- [DATA IN THIS EXERCISE]:
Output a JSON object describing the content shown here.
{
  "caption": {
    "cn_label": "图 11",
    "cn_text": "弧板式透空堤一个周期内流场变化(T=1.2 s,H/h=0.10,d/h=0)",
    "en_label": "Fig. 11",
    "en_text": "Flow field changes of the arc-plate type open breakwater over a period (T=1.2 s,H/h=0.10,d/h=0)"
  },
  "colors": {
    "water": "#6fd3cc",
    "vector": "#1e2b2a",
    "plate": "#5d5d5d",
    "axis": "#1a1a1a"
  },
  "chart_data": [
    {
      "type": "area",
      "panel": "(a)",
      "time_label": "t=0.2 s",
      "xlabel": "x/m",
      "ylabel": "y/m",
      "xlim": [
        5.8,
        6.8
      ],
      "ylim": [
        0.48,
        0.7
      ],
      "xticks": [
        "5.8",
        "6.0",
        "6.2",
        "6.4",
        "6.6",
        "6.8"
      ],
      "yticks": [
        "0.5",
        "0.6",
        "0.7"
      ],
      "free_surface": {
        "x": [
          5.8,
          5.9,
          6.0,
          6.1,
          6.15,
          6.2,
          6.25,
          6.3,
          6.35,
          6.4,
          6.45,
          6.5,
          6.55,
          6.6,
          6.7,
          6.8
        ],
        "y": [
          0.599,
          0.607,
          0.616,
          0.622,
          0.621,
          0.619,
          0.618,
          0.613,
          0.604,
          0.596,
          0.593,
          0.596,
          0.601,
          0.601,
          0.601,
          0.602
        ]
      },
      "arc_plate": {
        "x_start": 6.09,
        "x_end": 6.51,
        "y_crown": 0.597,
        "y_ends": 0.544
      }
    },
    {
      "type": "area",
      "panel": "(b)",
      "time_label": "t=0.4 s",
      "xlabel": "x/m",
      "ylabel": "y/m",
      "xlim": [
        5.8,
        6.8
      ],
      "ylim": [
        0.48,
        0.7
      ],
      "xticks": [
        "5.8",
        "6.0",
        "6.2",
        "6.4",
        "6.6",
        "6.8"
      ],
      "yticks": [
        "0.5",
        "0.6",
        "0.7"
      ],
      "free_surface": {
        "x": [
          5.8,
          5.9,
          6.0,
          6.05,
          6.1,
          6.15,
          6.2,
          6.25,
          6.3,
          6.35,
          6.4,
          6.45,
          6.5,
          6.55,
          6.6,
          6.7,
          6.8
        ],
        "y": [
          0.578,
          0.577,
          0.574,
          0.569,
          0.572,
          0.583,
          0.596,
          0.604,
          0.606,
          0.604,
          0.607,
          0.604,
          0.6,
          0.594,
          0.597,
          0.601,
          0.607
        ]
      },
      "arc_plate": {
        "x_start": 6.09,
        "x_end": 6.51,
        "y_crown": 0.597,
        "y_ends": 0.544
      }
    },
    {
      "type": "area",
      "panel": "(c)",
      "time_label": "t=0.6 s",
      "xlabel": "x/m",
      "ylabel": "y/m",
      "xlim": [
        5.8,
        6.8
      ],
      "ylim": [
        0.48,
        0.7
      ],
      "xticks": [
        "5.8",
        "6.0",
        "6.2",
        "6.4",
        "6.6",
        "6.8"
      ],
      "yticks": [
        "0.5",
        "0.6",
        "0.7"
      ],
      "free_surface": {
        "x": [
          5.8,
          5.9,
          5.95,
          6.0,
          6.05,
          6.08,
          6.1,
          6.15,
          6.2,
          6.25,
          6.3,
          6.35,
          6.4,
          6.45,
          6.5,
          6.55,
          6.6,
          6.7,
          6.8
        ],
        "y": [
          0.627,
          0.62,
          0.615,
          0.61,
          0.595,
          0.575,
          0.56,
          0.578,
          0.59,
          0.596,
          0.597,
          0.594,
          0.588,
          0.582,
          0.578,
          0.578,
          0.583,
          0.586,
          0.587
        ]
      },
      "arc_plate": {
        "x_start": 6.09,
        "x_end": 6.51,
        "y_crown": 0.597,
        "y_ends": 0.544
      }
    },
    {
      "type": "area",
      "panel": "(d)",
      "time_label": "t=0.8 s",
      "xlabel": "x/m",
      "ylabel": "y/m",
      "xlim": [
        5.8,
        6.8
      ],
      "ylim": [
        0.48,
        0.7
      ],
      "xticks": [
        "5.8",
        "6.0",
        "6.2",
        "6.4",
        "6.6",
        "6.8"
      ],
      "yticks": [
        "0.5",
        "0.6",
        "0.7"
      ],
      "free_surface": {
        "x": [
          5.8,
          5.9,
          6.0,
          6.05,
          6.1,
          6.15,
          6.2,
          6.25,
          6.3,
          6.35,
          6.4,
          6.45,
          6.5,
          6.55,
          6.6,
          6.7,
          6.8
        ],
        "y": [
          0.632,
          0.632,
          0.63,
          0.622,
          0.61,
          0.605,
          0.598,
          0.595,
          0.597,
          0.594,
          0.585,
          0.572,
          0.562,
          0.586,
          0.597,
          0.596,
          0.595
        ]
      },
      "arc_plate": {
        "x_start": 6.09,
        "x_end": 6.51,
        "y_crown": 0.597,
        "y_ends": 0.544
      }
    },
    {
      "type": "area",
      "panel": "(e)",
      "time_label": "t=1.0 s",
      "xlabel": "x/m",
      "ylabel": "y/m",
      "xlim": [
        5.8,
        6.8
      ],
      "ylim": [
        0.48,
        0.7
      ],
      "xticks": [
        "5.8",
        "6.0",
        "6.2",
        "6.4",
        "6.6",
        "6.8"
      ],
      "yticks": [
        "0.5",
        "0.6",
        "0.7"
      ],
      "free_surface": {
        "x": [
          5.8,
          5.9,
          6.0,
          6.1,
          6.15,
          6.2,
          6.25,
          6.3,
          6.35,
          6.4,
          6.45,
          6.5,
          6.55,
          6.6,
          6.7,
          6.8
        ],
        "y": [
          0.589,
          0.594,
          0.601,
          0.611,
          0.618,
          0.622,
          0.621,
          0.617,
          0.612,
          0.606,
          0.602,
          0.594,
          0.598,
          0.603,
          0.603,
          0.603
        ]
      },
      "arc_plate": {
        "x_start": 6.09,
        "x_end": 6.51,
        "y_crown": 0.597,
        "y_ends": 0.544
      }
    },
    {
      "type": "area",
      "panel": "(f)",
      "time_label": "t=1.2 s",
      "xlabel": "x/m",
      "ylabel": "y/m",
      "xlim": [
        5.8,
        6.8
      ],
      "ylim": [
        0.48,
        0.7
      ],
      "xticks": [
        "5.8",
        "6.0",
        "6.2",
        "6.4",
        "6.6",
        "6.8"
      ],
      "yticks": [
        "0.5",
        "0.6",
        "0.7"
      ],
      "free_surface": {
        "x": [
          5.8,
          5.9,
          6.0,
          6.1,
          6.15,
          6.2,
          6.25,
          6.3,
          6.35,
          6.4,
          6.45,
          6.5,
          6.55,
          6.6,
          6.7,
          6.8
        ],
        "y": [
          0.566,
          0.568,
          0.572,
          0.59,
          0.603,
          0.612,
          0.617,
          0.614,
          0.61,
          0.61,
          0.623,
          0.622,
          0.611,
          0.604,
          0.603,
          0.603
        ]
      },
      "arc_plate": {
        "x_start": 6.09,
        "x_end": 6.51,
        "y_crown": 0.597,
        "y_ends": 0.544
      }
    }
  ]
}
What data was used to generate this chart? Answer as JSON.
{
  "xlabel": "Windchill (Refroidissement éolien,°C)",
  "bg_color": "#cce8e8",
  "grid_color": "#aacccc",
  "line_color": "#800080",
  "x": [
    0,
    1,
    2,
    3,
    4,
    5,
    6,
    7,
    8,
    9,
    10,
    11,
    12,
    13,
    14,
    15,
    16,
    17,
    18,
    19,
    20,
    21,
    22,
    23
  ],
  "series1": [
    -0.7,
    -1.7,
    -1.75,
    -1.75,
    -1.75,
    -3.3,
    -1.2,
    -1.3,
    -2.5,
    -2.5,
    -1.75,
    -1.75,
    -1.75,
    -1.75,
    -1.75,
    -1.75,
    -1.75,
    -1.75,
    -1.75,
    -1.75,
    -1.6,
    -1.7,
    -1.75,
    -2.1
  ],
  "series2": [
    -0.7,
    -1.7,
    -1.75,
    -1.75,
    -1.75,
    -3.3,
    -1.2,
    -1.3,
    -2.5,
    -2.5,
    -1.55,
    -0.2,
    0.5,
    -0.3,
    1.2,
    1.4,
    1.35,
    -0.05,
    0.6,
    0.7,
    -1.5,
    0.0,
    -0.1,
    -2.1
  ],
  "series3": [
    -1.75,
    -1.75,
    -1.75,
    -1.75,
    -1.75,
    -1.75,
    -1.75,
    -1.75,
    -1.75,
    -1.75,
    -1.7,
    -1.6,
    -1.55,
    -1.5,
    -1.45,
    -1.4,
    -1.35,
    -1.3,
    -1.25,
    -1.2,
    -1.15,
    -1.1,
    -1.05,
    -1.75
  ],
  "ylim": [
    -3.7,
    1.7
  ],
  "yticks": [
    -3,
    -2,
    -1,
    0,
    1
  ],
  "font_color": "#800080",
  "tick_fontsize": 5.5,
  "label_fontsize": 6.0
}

- [AIM]: Nothing but the lines from the line with "What data was" to the last line of the listing above should appear; please retype them exactly, both ends included.

- [COMPLETE RESPONSE]:
What data was used to generate this chart? Answer as JSON.
{
  "xlabel": "Windchill (Refroidissement éolien,°C)",
  "bg_color": "#cce8e8",
  "grid_color": "#aacccc",
  "line_color": "#800080",
  "x": [
    0,
    1,
    2,
    3,
    4,
    5,
    6,
    7,
    8,
    9,
    10,
    11,
    12,
    13,
    14,
    15,
    16,
    17,
    18,
    19,
    20,
    21,
    22,
    23
  ],
  "series1": [
    -0.7,
    -1.7,
    -1.75,
    -1.75,
    -1.75,
    -3.3,
    -1.2,
    -1.3,
    -2.5,
    -2.5,
    -1.75,
    -1.75,
    -1.75,
    -1.75,
    -1.75,
    -1.75,
    -1.75,
    -1.75,
    -1.75,
    -1.75,
    -1.6,
    -1.7,
    -1.75,
    -2.1
  ],
  "series2": [
    -0.7,
    -1.7,
    -1.75,
    -1.75,
    -1.75,
    -3.3,
    -1.2,
    -1.3,
    -2.5,
    -2.5,
    -1.55,
    -0.2,
    0.5,
    -0.3,
    1.2,
    1.4,
    1.35,
    -0.05,
    0.6,
    0.7,
    -1.5,
    0.0,
    -0.1,
    -2.1
  ],
  "series3": [
    -1.75,
    -1.75,
    -1.75,
    -1.75,
    -1.75,
    -1.75,
    -1.75,
    -1.75,
    -1.75,
    -1.75,
    -1.7,
    -1.6,
    -1.55,
    -1.5,
    -1.45,
    -1.4,
    -1.35,
    -1.3,
    -1.25,
    -1.2,
    -1.15,
    -1.1,
    -1.05,
    -1.75
  ],
  "ylim": [
    -3.7,
    1.7
  ],
  "yticks": [
    -3,
    -2,
    -1,
    0,
    1
  ],
  "font_color": "#800080",
  "tick_fontsize": 5.5,
  "label_fontsize": 6.0
}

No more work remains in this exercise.